# WHAT IS ASKED:
Copy each line that holds "Sending".

# ROWS:
====
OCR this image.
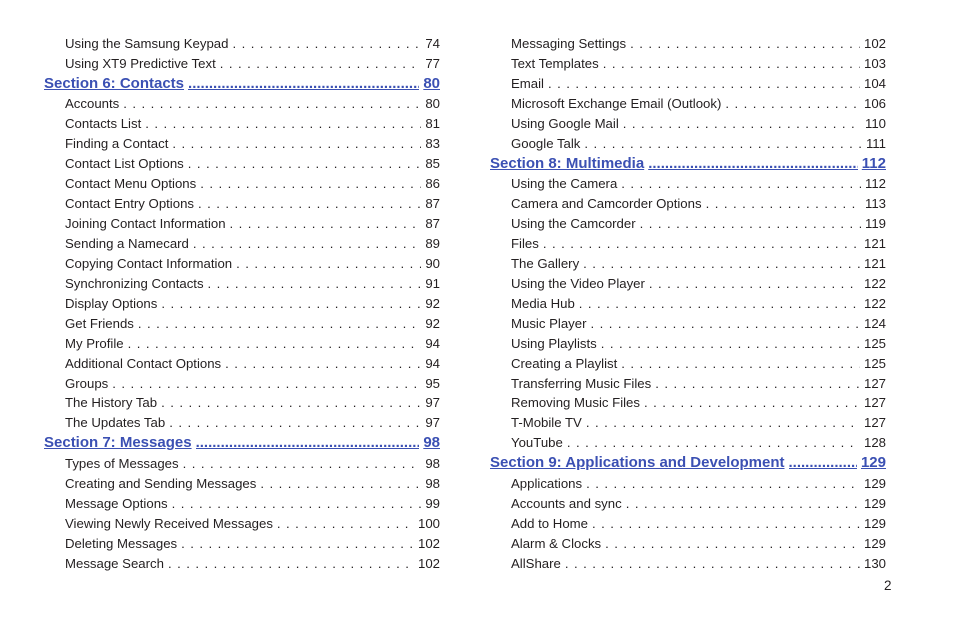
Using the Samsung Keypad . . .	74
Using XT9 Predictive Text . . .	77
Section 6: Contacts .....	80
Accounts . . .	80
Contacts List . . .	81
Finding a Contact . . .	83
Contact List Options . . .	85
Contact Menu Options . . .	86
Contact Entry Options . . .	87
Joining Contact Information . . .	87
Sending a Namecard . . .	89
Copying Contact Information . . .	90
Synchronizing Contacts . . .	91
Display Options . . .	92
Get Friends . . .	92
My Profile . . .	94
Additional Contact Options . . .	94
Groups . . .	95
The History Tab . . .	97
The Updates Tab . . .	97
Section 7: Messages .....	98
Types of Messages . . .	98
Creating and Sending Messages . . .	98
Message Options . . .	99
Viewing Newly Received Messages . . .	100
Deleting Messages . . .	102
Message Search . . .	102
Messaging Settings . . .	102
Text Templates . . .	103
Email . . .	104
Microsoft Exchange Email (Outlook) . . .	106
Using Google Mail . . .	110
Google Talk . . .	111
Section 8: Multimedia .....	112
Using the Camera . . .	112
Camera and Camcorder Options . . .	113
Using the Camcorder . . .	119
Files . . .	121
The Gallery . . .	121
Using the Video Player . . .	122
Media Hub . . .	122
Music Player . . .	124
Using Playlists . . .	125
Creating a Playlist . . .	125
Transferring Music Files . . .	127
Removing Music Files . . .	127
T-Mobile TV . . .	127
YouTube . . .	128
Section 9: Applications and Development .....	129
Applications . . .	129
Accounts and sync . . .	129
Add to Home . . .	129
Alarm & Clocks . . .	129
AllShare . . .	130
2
====
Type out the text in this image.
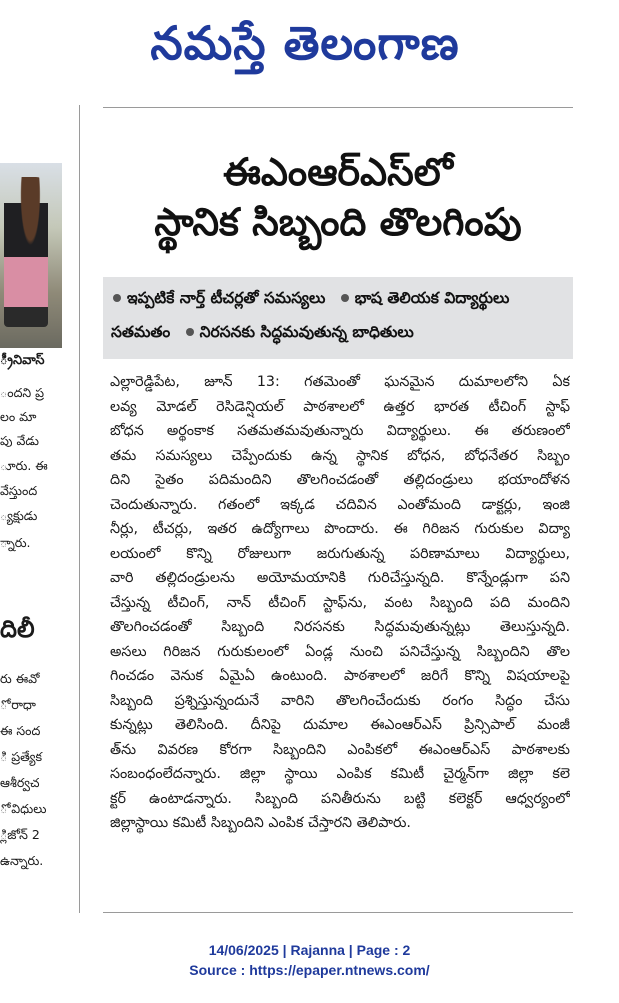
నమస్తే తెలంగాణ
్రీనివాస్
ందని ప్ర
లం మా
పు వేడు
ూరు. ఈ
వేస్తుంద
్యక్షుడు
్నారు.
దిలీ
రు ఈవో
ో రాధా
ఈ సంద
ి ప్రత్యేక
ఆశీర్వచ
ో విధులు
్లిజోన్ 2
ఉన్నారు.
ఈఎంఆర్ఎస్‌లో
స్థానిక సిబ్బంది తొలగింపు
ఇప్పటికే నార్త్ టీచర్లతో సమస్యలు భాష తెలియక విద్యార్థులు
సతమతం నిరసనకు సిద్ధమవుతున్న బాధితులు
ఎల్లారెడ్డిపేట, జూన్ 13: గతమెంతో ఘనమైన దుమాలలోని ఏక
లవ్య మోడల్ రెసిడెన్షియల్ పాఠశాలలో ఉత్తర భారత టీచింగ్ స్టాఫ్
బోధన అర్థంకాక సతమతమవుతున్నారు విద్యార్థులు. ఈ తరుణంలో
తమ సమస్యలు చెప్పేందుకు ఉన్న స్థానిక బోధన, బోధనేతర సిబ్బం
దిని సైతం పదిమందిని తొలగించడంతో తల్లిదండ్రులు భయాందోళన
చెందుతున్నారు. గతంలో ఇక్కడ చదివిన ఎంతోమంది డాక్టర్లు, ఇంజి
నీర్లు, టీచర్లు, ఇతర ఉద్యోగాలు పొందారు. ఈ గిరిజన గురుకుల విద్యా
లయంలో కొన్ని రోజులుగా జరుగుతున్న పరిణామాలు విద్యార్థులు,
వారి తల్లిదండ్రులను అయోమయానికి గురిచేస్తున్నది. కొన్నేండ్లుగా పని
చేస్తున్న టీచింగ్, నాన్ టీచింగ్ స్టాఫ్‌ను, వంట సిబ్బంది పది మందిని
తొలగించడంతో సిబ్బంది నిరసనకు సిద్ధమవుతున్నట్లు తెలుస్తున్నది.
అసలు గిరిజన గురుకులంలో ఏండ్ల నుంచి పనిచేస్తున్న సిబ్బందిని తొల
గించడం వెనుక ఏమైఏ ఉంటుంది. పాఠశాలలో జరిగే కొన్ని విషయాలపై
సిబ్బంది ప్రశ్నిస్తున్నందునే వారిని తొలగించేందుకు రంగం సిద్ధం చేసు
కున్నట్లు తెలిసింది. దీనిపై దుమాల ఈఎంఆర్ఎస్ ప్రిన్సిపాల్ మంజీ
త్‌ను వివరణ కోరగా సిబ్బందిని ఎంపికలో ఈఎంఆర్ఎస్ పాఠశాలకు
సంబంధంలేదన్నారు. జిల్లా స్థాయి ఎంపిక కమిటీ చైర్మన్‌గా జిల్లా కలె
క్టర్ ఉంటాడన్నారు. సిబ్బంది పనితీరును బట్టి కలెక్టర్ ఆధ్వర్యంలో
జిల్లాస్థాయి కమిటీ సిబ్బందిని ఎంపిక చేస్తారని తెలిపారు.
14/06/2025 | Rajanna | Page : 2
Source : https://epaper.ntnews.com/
====
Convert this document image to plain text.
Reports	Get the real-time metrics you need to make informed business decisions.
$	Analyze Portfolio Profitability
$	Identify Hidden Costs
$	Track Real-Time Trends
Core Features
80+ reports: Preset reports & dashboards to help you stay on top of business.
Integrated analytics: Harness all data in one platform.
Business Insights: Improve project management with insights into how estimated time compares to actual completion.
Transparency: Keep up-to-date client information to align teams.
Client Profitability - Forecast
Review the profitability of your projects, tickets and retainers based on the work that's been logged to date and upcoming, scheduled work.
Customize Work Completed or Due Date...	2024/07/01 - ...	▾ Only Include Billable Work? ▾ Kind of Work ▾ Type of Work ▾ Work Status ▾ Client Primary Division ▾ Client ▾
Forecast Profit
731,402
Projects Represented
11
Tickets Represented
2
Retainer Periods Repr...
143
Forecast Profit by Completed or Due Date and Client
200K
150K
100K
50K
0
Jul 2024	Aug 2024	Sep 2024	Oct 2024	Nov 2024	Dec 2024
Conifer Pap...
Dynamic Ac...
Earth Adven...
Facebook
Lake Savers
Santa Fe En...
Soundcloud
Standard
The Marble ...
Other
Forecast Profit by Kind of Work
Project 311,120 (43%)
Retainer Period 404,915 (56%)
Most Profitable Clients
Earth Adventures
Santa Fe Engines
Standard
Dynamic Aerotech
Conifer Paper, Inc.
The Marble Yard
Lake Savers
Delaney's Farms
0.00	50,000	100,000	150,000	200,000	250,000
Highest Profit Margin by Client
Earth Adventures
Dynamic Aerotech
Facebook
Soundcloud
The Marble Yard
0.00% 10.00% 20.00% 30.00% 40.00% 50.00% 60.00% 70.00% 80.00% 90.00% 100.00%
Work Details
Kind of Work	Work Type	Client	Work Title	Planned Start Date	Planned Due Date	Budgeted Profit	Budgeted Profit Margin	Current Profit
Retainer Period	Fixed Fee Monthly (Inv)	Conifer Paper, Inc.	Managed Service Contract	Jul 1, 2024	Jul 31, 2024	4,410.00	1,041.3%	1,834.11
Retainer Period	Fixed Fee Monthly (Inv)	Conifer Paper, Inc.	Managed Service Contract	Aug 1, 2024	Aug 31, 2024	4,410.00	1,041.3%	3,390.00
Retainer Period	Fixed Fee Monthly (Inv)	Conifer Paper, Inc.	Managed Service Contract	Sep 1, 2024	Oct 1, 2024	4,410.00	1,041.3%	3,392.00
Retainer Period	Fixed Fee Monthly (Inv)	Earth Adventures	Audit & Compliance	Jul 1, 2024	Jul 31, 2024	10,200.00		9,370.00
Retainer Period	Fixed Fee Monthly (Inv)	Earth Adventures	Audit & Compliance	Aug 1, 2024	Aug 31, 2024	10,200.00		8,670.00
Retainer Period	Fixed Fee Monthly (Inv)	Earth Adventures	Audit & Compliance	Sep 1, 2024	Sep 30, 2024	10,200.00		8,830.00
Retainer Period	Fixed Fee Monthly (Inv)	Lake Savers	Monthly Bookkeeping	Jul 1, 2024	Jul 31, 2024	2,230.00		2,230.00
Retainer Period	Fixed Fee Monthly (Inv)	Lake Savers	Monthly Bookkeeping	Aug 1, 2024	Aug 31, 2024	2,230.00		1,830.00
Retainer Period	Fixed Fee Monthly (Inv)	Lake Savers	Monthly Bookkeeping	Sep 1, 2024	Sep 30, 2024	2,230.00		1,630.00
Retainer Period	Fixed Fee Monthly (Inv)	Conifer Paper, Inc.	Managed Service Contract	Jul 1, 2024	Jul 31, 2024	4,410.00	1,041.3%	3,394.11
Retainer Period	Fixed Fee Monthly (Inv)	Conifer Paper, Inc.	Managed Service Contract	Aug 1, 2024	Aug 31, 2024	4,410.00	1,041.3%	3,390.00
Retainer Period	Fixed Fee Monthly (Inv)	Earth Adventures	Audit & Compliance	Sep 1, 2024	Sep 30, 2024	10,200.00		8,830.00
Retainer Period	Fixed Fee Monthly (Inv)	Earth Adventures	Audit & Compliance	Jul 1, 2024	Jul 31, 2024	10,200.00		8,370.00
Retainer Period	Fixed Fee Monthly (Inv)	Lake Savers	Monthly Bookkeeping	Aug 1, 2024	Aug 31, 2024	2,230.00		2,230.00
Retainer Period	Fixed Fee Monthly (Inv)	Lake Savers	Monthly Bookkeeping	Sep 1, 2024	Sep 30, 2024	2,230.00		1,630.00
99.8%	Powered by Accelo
====
# TASK OUTPUT:
Sending a Namecard . . .	89
Creating and Sending Messages . . .	98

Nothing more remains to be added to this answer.